What is needed: Collect the lines of the entries where "Registry" shows up.

-- begin Data provided --

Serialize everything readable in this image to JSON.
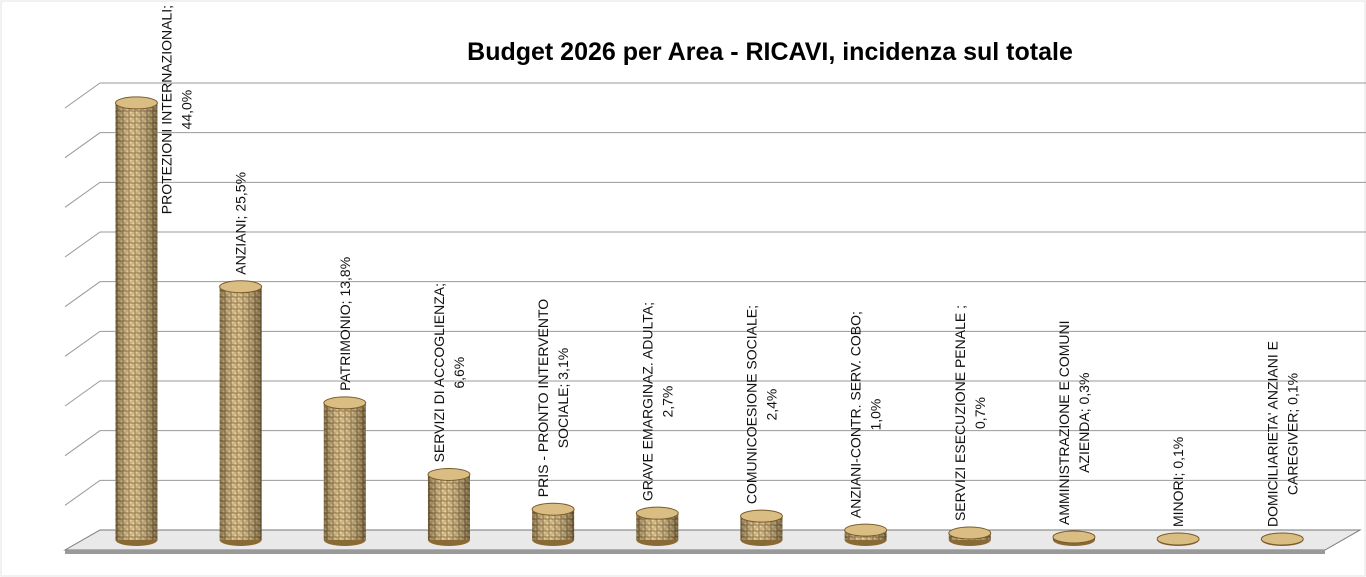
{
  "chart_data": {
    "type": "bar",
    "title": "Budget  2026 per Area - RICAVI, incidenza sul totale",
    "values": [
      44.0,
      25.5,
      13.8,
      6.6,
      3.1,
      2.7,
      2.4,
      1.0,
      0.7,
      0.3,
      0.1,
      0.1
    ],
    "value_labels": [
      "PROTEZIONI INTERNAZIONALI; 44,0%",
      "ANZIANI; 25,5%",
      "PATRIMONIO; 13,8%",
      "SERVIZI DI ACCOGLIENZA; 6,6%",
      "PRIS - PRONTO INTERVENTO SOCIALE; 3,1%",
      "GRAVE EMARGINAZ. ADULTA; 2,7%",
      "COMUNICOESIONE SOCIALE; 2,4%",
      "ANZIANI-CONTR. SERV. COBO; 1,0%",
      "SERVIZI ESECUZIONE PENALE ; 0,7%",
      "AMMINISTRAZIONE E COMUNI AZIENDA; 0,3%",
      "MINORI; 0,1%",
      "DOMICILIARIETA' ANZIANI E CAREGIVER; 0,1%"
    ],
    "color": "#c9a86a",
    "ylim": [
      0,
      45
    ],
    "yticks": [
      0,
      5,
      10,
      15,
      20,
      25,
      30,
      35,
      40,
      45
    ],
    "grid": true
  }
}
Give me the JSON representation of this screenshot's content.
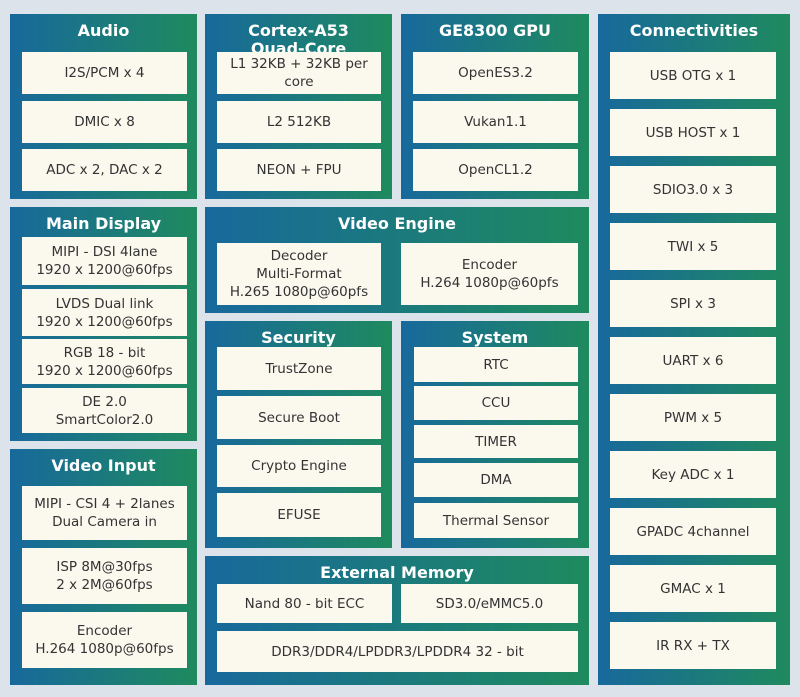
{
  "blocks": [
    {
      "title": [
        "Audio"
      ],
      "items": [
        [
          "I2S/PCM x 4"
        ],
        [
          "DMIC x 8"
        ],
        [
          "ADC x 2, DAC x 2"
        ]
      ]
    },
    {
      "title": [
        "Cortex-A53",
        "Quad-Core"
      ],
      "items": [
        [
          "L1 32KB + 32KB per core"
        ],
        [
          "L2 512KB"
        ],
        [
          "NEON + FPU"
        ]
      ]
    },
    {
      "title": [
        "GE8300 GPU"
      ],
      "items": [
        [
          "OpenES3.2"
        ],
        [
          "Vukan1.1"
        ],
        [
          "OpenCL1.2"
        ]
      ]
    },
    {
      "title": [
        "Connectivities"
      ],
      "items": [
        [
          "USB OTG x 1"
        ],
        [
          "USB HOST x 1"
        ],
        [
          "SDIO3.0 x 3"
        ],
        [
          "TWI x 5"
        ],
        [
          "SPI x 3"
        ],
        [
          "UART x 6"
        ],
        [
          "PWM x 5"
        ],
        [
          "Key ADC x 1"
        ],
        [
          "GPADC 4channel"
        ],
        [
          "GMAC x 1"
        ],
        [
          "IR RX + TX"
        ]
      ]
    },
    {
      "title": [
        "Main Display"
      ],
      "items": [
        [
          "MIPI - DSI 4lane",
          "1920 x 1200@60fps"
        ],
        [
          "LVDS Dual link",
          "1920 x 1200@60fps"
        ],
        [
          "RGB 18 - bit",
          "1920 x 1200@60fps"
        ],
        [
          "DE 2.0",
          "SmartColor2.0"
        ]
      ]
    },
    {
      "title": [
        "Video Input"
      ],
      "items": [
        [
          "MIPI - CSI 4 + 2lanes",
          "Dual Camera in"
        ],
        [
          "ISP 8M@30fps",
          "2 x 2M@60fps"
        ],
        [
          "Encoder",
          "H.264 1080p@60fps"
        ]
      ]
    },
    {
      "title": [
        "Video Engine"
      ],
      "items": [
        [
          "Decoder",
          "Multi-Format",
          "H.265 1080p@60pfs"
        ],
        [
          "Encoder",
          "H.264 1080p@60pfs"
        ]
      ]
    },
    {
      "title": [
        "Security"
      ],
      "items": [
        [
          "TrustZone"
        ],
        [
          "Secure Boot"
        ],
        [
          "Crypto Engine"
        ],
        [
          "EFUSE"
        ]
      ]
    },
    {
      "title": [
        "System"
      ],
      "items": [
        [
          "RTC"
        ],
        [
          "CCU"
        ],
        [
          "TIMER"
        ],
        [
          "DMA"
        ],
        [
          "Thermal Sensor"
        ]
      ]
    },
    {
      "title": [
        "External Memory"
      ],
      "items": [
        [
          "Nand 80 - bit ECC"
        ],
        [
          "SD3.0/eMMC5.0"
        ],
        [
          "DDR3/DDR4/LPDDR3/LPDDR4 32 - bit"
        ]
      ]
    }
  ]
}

-- end Data provided --
-- begin Data provided --

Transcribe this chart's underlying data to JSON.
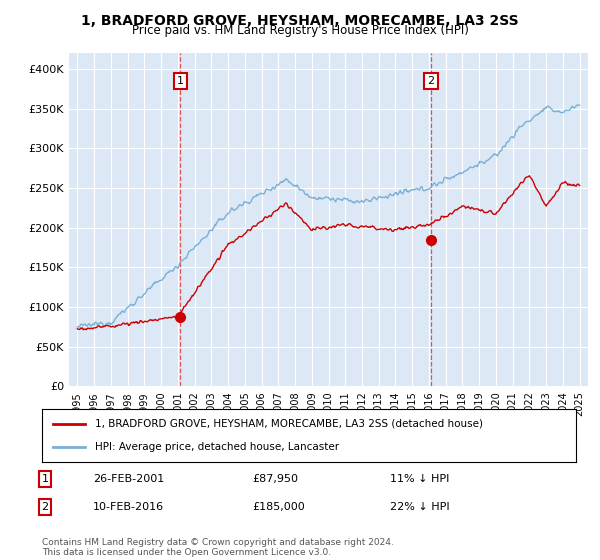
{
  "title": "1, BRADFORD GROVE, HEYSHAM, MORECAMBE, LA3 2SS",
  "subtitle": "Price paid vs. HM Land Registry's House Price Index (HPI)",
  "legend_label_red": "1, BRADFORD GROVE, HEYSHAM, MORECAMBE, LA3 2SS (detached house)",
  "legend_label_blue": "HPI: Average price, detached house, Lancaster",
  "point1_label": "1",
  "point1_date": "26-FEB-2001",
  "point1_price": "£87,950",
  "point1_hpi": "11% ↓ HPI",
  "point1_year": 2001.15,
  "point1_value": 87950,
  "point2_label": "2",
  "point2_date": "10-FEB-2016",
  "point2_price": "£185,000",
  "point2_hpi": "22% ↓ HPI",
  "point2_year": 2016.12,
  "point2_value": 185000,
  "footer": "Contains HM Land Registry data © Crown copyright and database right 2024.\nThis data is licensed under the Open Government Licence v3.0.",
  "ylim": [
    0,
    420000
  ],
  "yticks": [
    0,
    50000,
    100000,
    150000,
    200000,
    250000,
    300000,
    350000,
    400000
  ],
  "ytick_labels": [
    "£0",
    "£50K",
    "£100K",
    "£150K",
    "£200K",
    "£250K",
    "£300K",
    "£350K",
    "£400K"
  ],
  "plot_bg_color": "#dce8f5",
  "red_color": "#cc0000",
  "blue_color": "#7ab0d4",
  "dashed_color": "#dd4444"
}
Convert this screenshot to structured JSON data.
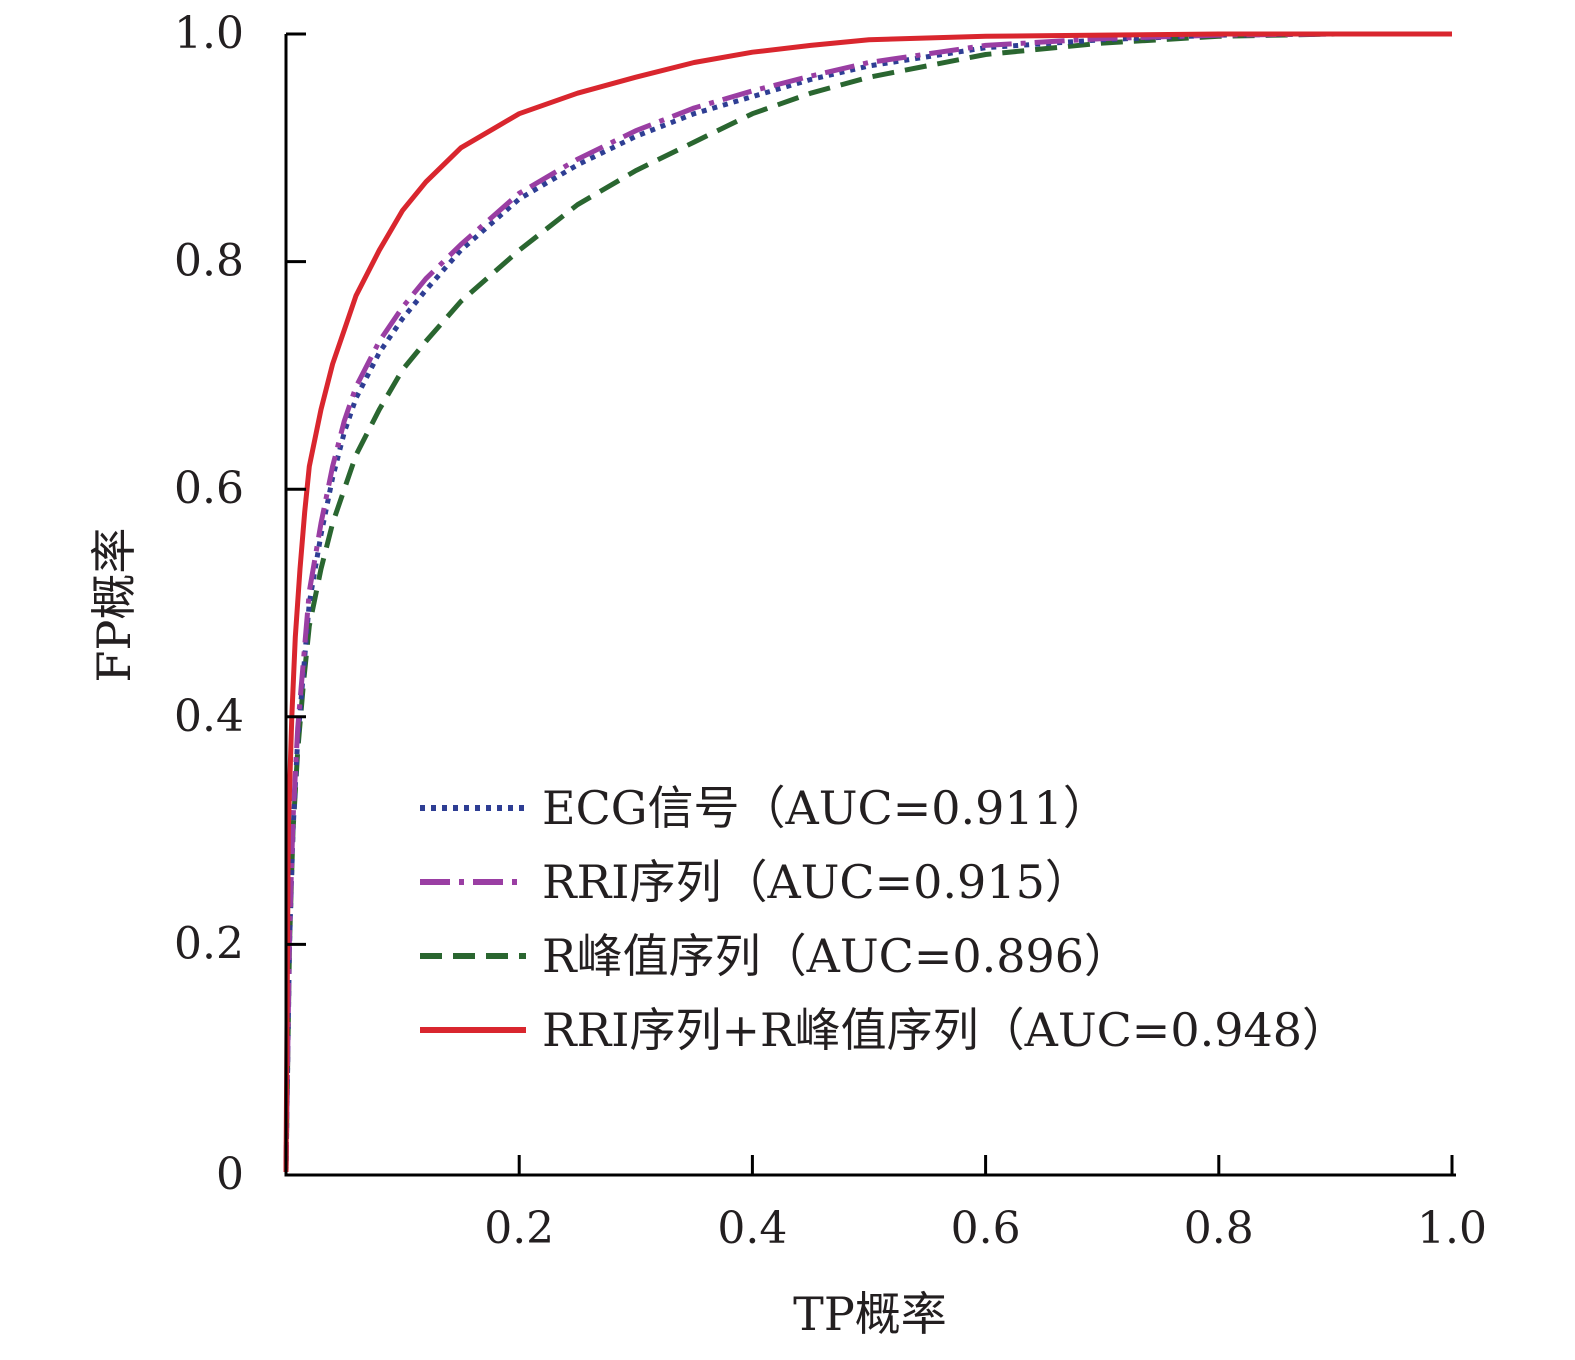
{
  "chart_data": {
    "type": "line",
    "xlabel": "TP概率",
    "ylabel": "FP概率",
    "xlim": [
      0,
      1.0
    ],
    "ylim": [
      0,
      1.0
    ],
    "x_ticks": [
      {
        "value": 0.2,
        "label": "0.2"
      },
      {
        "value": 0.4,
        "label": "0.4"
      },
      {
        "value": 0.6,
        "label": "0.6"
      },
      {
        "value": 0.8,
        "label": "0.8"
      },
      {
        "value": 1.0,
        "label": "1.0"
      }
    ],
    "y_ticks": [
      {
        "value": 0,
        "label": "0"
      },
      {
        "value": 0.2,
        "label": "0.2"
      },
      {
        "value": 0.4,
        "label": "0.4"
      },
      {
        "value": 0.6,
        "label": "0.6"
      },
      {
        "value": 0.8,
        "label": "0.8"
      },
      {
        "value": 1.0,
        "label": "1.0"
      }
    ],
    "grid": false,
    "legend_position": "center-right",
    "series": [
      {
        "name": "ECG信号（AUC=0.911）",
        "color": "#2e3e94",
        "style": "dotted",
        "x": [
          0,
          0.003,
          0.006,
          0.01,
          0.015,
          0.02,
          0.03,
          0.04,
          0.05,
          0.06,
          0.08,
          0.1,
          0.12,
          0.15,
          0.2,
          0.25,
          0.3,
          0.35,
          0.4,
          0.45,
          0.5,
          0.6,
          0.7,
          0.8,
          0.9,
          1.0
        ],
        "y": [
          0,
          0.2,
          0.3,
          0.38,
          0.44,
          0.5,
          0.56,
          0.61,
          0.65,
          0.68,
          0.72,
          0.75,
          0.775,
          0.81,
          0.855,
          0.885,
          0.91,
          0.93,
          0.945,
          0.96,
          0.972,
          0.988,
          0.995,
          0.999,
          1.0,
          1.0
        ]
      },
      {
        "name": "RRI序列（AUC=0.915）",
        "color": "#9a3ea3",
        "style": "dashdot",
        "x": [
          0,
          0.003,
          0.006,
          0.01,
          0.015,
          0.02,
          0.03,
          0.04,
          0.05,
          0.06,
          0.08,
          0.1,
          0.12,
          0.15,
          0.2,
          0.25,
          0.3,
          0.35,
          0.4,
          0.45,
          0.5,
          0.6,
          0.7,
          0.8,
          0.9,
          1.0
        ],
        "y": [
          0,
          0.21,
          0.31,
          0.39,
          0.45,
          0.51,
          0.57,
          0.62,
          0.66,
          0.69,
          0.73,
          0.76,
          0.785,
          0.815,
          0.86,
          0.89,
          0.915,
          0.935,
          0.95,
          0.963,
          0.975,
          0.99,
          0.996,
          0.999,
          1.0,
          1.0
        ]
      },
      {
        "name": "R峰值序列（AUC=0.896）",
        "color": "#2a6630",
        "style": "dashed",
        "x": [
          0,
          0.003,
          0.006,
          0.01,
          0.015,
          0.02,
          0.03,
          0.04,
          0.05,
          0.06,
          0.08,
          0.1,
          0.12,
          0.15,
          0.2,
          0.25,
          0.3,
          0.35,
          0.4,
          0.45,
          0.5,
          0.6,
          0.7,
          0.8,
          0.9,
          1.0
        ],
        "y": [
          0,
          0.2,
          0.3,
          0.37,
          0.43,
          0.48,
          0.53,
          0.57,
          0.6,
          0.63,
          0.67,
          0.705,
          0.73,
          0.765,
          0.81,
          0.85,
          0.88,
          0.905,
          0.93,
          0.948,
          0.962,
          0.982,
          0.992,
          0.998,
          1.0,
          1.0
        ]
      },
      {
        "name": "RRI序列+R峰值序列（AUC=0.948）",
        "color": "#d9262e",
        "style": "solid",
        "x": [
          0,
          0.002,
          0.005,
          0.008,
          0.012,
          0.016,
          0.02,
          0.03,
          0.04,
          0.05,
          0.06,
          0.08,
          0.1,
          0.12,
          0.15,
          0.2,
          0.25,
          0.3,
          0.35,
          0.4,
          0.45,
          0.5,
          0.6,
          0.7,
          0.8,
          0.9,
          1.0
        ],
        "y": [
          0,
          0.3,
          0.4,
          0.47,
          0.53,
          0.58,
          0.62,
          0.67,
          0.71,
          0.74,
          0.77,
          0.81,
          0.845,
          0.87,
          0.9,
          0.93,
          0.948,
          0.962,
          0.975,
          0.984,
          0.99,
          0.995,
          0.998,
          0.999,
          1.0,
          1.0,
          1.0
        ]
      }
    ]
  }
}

-- end Data provided --
-- begin Data provided --

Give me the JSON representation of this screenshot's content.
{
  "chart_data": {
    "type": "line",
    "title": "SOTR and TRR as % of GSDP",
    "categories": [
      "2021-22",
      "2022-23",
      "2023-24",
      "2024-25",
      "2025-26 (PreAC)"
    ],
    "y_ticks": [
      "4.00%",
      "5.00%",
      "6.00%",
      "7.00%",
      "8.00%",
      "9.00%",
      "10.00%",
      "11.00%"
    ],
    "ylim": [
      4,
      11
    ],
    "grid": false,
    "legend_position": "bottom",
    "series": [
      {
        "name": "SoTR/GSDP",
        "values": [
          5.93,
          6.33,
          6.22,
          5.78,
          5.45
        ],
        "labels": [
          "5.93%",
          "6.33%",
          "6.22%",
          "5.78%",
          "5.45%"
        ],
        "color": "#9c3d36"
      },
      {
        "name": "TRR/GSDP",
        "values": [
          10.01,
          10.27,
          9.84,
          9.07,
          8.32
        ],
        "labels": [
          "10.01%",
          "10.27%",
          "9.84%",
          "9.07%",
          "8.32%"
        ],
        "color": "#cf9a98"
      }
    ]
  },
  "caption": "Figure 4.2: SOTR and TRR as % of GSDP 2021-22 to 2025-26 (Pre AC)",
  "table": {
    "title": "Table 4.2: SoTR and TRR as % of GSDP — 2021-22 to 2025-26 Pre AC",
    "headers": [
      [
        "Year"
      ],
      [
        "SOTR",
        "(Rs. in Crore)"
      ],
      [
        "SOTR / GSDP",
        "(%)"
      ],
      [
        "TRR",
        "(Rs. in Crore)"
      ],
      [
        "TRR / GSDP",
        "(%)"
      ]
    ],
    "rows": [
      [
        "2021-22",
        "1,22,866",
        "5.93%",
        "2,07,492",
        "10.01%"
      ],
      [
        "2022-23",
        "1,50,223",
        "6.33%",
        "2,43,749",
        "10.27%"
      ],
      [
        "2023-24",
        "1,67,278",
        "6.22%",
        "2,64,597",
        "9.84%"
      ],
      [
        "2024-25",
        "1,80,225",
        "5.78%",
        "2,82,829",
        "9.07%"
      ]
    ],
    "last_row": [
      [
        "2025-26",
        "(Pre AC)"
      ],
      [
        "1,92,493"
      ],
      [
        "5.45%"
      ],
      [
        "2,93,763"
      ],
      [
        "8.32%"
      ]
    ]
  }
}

-- end Data provided --

Response:
  "subtitle": "Price paid vs. HM Land Registry's House Price Index (HPI)",
  "footer": "Contains HM Land Registry data © Crown copyright and database right 2024.\nThis data is licensed under the Open Government Licence v3.0.",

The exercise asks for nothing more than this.